Sintetice en tres oraciones lo que expone el texto.

▸ **TEXTO**
= = =

A Ros. Por
existir.
La vida pasa tan deprisa, que nos aferramos al recuerdo de
esos breves instantes en los que fuimos realmente felices.
Son momentos de inocencia, en los que aflora el niño que
resguardamos de los embates cotidianos. Son retazos de lo que pudimos ser y
nunca fuimos.
Con la madurez sobreviene la rendición. La utopía de la
felicidad absoluta bebe de la inconsciencia. Al final, somos lo que se supone
que debíamos ser, no lo que queríamos ser. Es inevitable.
Pero el alma serena se solaza de estos instantes de tregua;
al fin y al cabo, son cápsulas de risa y de entusiasmo. De abrir los ojos al
color y la luz musical de lo inesperado.
Hace cuatro días viajé, con mi mujer y mi hijo Pablo, a
Puerto Rico.
Los edificios que defienden la entrada a San Juan son,
créanme, impresionantes. Como puerta de entrada al Caribe, San Juan fue el
principal baluarte español durante 400 años, y dedicaron ímprobos esfuerzos a
la construcción de fortalezas, murallas, pasadizos o torreones. Todos
edificados con muros de un grosor imposible, sólidos e imponentes.
No en vano, el conjunto defensivo de San Juan fue declarado
Monumento Histórico de la Humanidad por la UNESCO.
Pero me quedo con una imagen; hay una oscura celda, en la
que un capitán español aguardaba la muerte por amotinamiento. Durante los meses
de espera, el soldado dibujó – con la tenue luz del lugar – trazos de navíos.
Impresiona ver estos dibujos, en los que se adivina el alma
atormentada de quien se sabe ya muerto, e intenta conjurar con su pintura la
brisa de libertad que la mar regala a los navegantes en su periplo.
Supongo que sentía esa brisa al arrullo de sus trazos. Que
por un instante se supo libre.
Pero quería hablarles de otro lugar. Muy distinto.
A 80 kilómetros al oeste de San Juan hay una sierra formada
por cúmulos kársticos rebosantes de vegetación; un lugar de grandes cuevas y
formas caprichosas.
Es un lugar recóndito, libre de contaminación, lo bastante
cerca del ecuador como para tener una visión amplia de ambos hemisferios celestes.
Un circo de colinas naturales conforma un hueco circular enorme, de 400 metros
de diámetro, delimitado por pendientes de piedra caliza.
A principios de los años 60 los humanos decidimos emprender
una (otra) obra de ingeniería imposible: rellenar ese circo con paneles de
aluminio, formando una superficie metálica con la forma de una antena esférica
de 306 metros de diámetro.
Sobre el inmenso plato metálico, una imponente plataforma de
casi mil toneladas, suspendida grácilmente en el aire a 137 metros de altura
por 18 cables de acero, seis por cada una de las tres torres equidistantes
hechas de hormigón sólido y que alcanzan los 111 metros de altura.

= = =

▸ **MUESTRA DE DATOS**
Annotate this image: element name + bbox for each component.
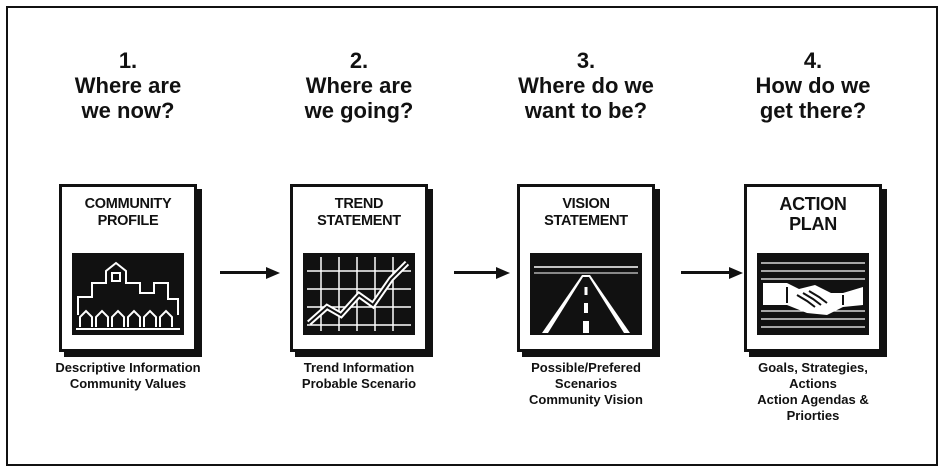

= = =

▸ **RESULTADO**
El texto reflexiona sobre cómo, en una vida que pasa tan deprisa, nos aferramos al recuerdo de breves instantes de felicidad, de los que el alma serena se solaza como momentos de tregua. Relata después un viaje a Puerto Rico, donde el conjunto defensivo de San Juan, declarado Monumento Histórico de la Humanidad por la UNESCO, incluye una oscura celda en la que un capitán español que aguardaba la muerte por amotinamiento dibujó trazos de navíos. Por último, describe un lugar situado a 80 kilómetros al oeste de San Juan, donde a principios de los años 60 se rellenó un circo de colinas con paneles de aluminio para formar una antena esférica de 306 metros de diámetro, sobre la que se suspende una plataforma de casi mil toneladas sostenida por 18 cables de acero.